§ **Task input**:
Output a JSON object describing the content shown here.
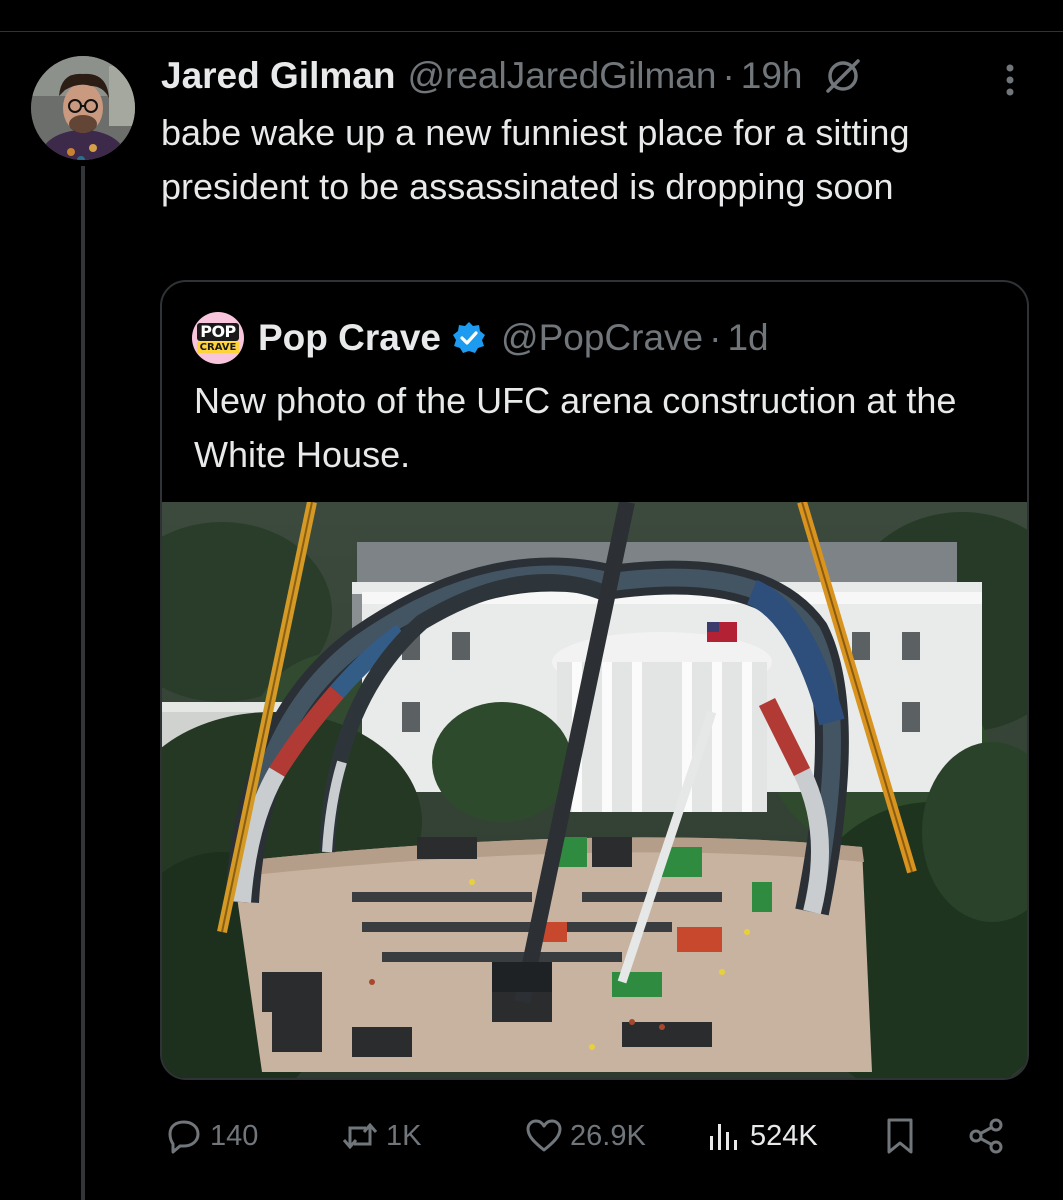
{
  "tweet": {
    "author_name": "Jared Gilman",
    "author_handle": "@realJaredGilman",
    "separator": "·",
    "time": "19h",
    "text": "babe wake up a new funniest place for a sitting president to be assassinated is dropping soon"
  },
  "quote": {
    "avatar_top": "POP",
    "avatar_bottom": "CRAVE",
    "author_name": "Pop Crave",
    "author_handle": "@PopCrave",
    "separator": "·",
    "time": "1d",
    "text": "New photo of the UFC arena construction at the White House."
  },
  "actions": {
    "replies": "140",
    "reposts": "1K",
    "likes": "26.9K",
    "views": "524K"
  },
  "icons": {
    "grok": "grok-icon",
    "more": "more-icon",
    "verified": "verified-badge-icon",
    "reply": "reply-icon",
    "repost": "repost-icon",
    "like": "heart-icon",
    "views": "views-icon",
    "bookmark": "bookmark-icon",
    "share": "share-icon"
  },
  "colors": {
    "background": "#000000",
    "text": "#e7e9ea",
    "muted": "#71767b",
    "border": "#2f3336",
    "verified_blue": "#1d9bf0"
  }
}
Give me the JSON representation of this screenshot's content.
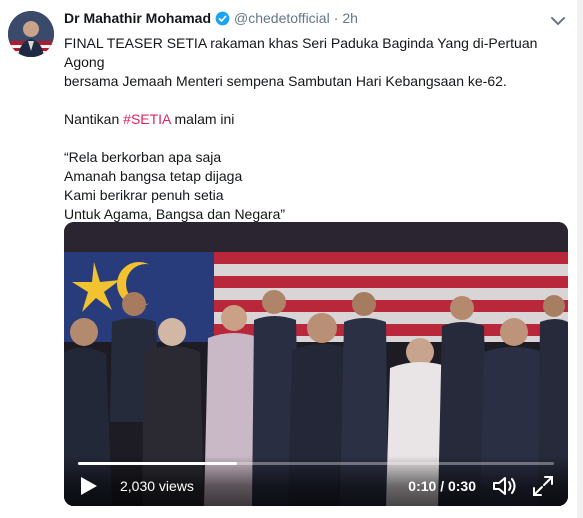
{
  "tweet": {
    "author_name": "Dr Mahathir Mohamad",
    "handle": "@chedetofficial",
    "separator": "·",
    "time": "2h",
    "text_line1": "FINAL TEASER SETIA rakaman khas Seri Paduka Baginda Yang di-Pertuan Agong",
    "text_line2": "bersama Jemaah Menteri sempena Sambutan Hari Kebangsaan ke-62.",
    "text_line3_prefix": "Nantikan ",
    "hashtag": "#SETIA",
    "text_line3_suffix": " malam ini",
    "quote_line1": "“Rela berkorban apa saja",
    "quote_line2": "Amanah bangsa tetap dijaga",
    "quote_line3": "Kami berikrar penuh setia",
    "quote_line4": "Untuk Agama, Bangsa dan Negara”"
  },
  "video": {
    "views": "2,030 views",
    "timecode": "0:10 / 0:30",
    "progress": 0.333
  },
  "icons": {
    "verified": "verified-badge-icon",
    "caret": "chevron-down-icon",
    "play": "play-icon",
    "volume": "volume-icon",
    "fullscreen": "fullscreen-icon"
  },
  "colors": {
    "verified": "#1da1f2",
    "hashtag": "#e0245e",
    "secondary_text": "#657786"
  }
}
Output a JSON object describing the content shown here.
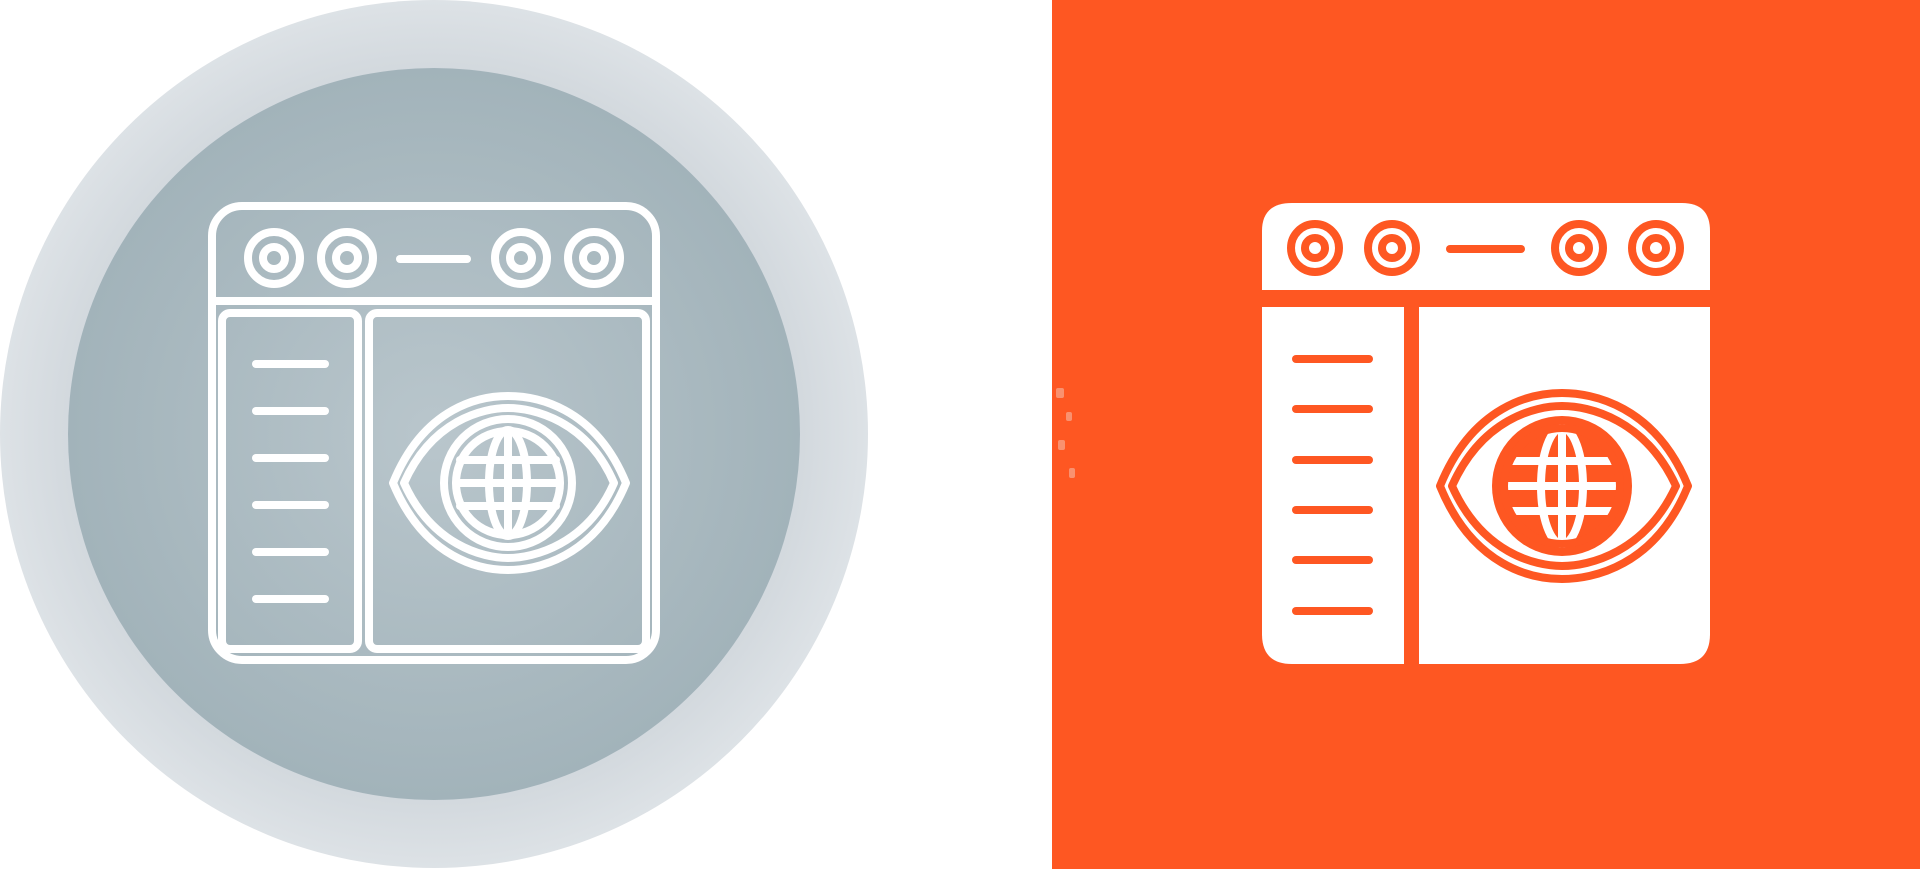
{
  "panels": [
    {
      "style": "outline",
      "icon": "browser-eye-globe-icon",
      "background": "#ffffff",
      "outer_circle": "#d0d6db",
      "inner_circle": "#a4b5bc",
      "stroke": "#ffffff"
    },
    {
      "style": "glyph",
      "icon": "browser-eye-globe-icon",
      "background": "#fe5722",
      "fill": "#ffffff",
      "stroke": "#fe5722"
    }
  ]
}
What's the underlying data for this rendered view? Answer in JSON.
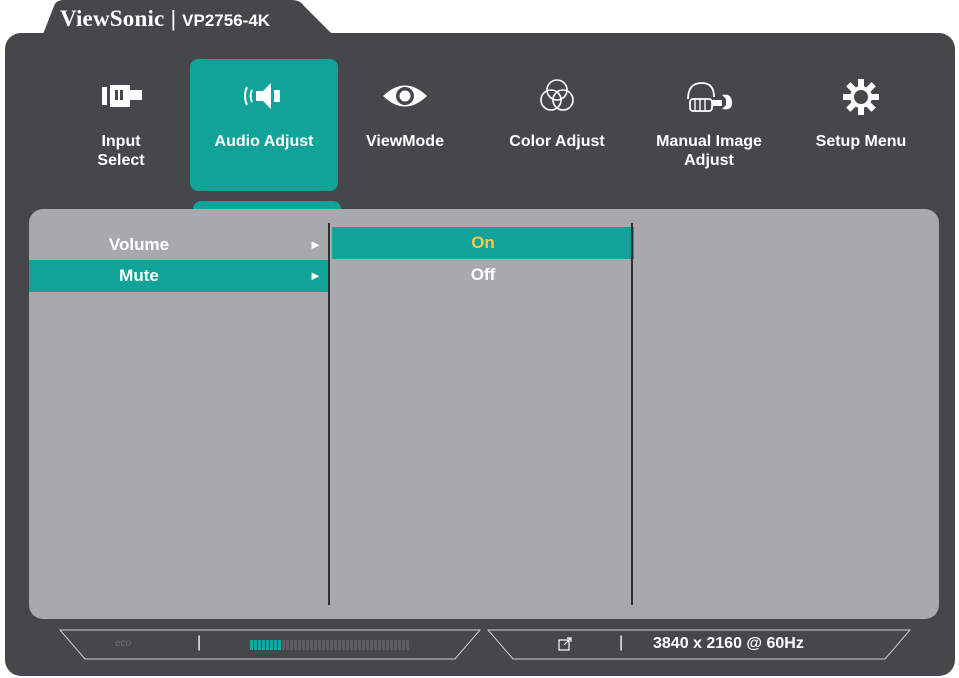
{
  "brand": {
    "name": "ViewSonic",
    "separator": "|",
    "model": "VP2756-4K"
  },
  "tabs": [
    {
      "label": "Input\nSelect",
      "icon": "input-select-icon",
      "active": false
    },
    {
      "label": "Audio Adjust",
      "icon": "speaker-icon",
      "active": true
    },
    {
      "label": "ViewMode",
      "icon": "eye-icon",
      "active": false
    },
    {
      "label": "Color Adjust",
      "icon": "color-circles-icon",
      "active": false
    },
    {
      "label": "Manual Image\nAdjust",
      "icon": "hand-wrench-icon",
      "active": false
    },
    {
      "label": "Setup Menu",
      "icon": "gear-icon",
      "active": false
    }
  ],
  "menu": {
    "items": [
      {
        "label": "Volume",
        "arrow": "►",
        "selected": false
      },
      {
        "label": "Mute",
        "arrow": "►",
        "selected": true
      }
    ],
    "options": [
      {
        "label": "On",
        "selected": true
      },
      {
        "label": "Off",
        "selected": false
      }
    ]
  },
  "status": {
    "eco_label": "eco",
    "separator": "|",
    "volume_level": 0.2,
    "resolution": "3840 x 2160 @ 60Hz"
  },
  "colors": {
    "accent": "#11a397",
    "frame": "#45474a",
    "panel": "#a8a9ad",
    "highlight_text": "#f2c94c"
  }
}
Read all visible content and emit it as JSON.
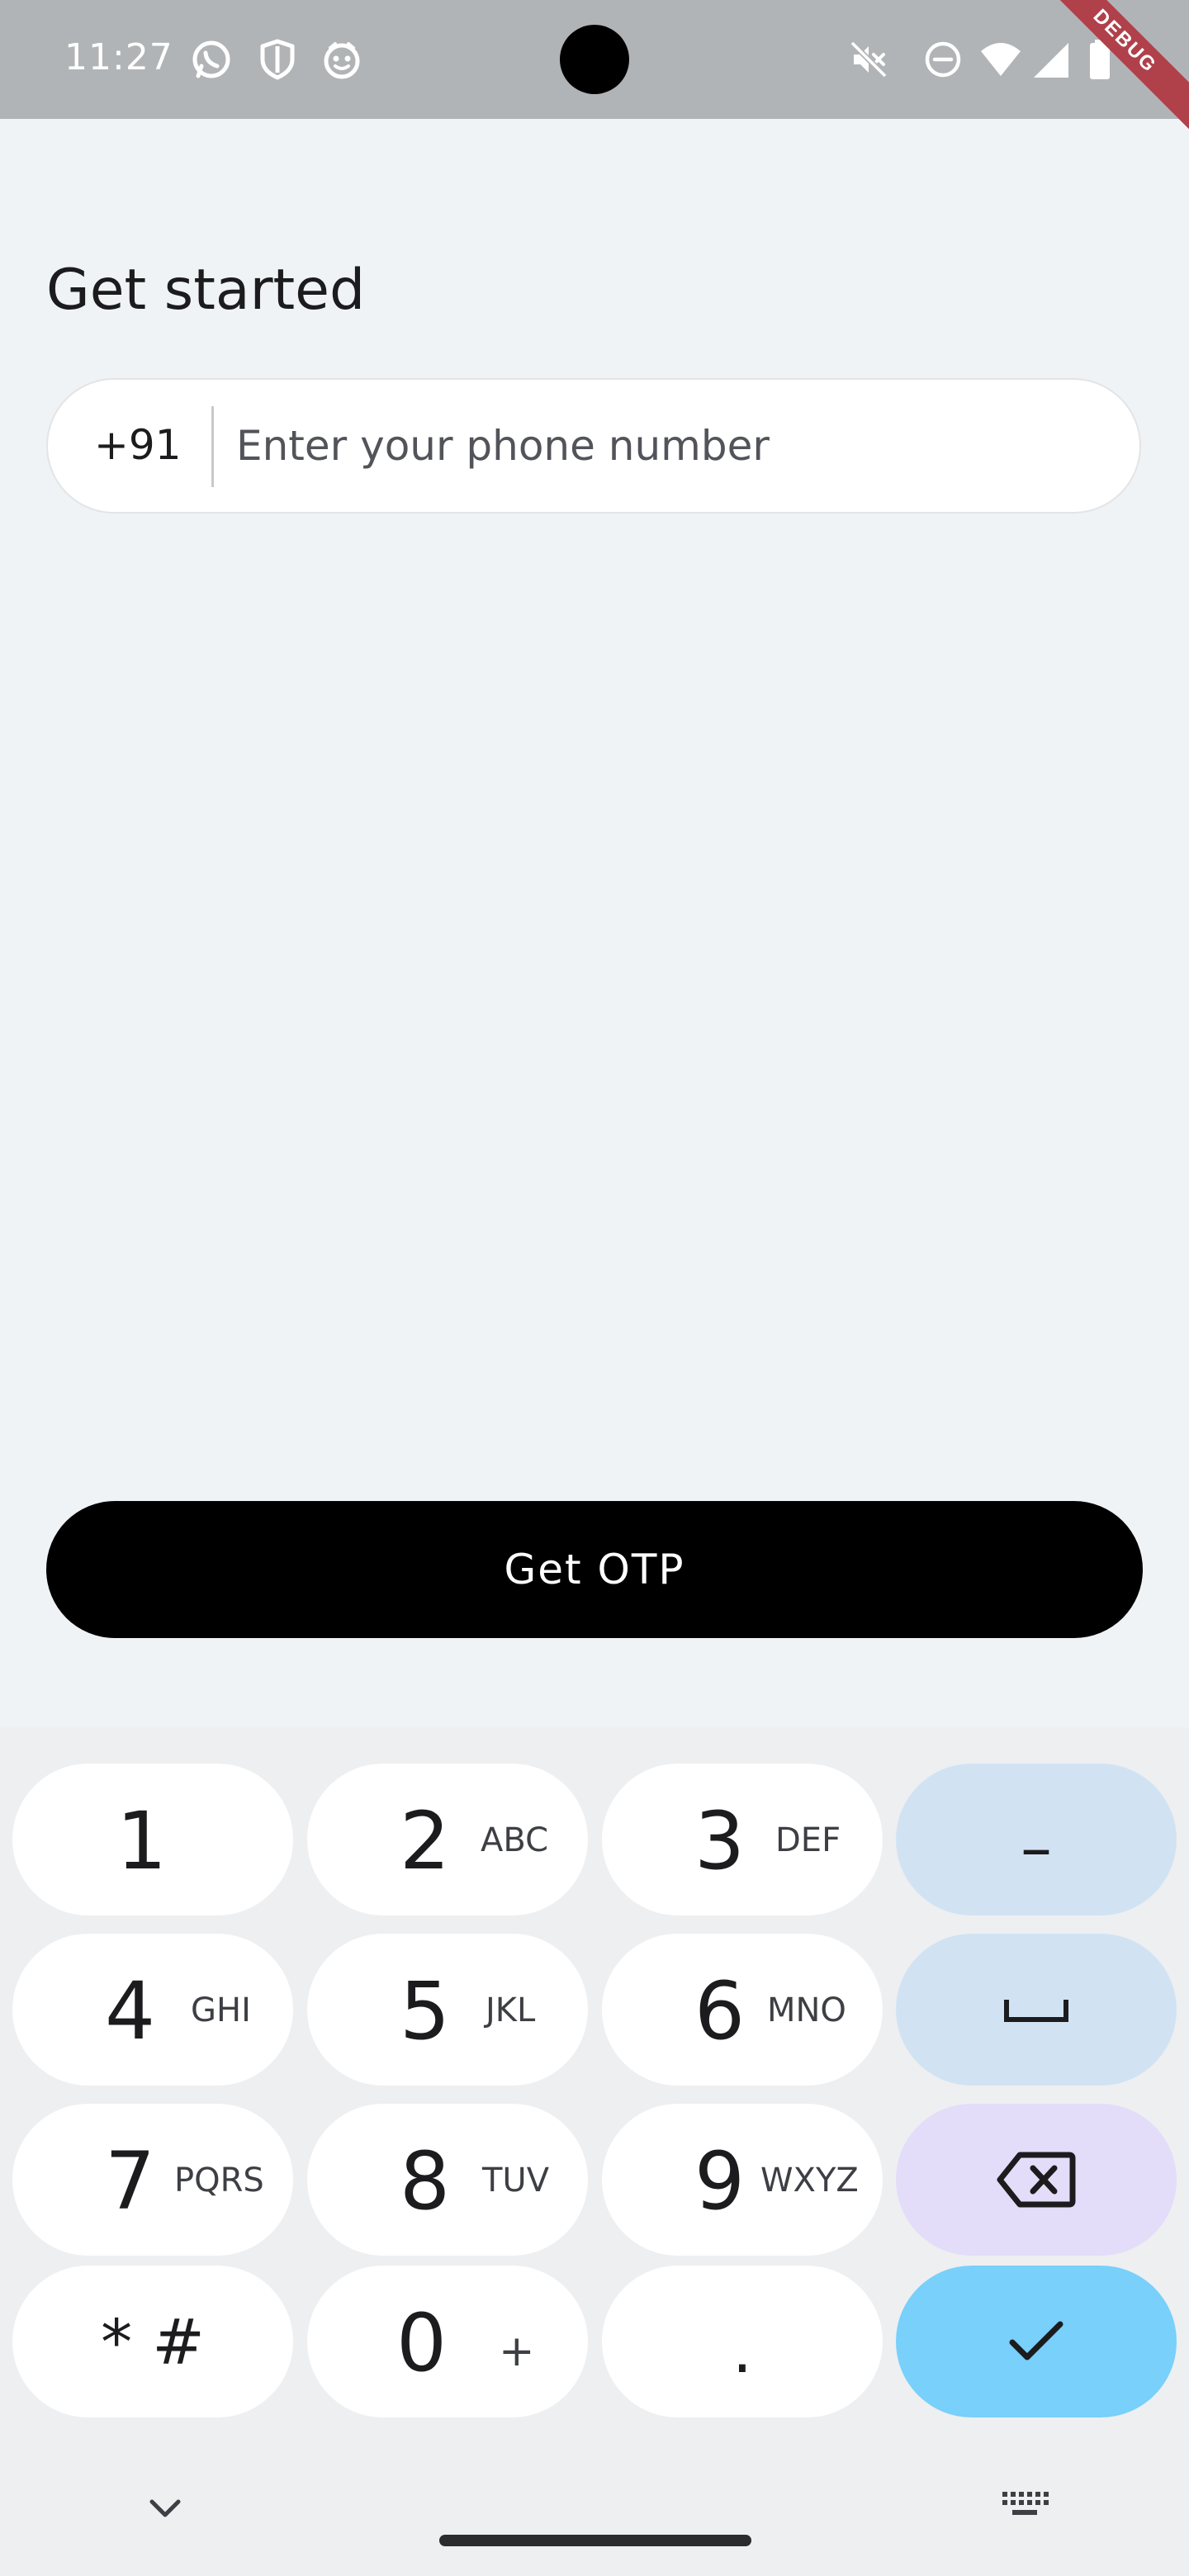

§ **What to do**: Print exactly the span of lines that begins with the line containing "What's the underlying" and ends with the last line of the listing, with no pictures.

§ **Solved problem**:
What's the underlying data for this rendered view? Answer in JSON.
{
  "brand": {
    "name": "ViewSonic",
    "separator": "|",
    "model": "VP2756-4K"
  },
  "tabs": [
    {
      "label": "Input\nSelect",
      "icon": "input-select-icon",
      "active": false
    },
    {
      "label": "Audio Adjust",
      "icon": "speaker-icon",
      "active": true
    },
    {
      "label": "ViewMode",
      "icon": "eye-icon",
      "active": false
    },
    {
      "label": "Color Adjust",
      "icon": "color-circles-icon",
      "active": false
    },
    {
      "label": "Manual Image\nAdjust",
      "icon": "hand-wrench-icon",
      "active": false
    },
    {
      "label": "Setup Menu",
      "icon": "gear-icon",
      "active": false
    }
  ],
  "menu": {
    "items": [
      {
        "label": "Volume",
        "arrow": "►",
        "selected": false
      },
      {
        "label": "Mute",
        "arrow": "►",
        "selected": true
      }
    ],
    "options": [
      {
        "label": "On",
        "selected": true
      },
      {
        "label": "Off",
        "selected": false
      }
    ]
  },
  "status": {
    "eco_label": "eco",
    "separator": "|",
    "volume_level": 0.2,
    "resolution": "3840 x 2160 @ 60Hz"
  },
  "colors": {
    "accent": "#11a397",
    "frame": "#45474a",
    "panel": "#a8a9ad",
    "highlight_text": "#f2c94c"
  }
}
Read all visible content and emit it as JSON.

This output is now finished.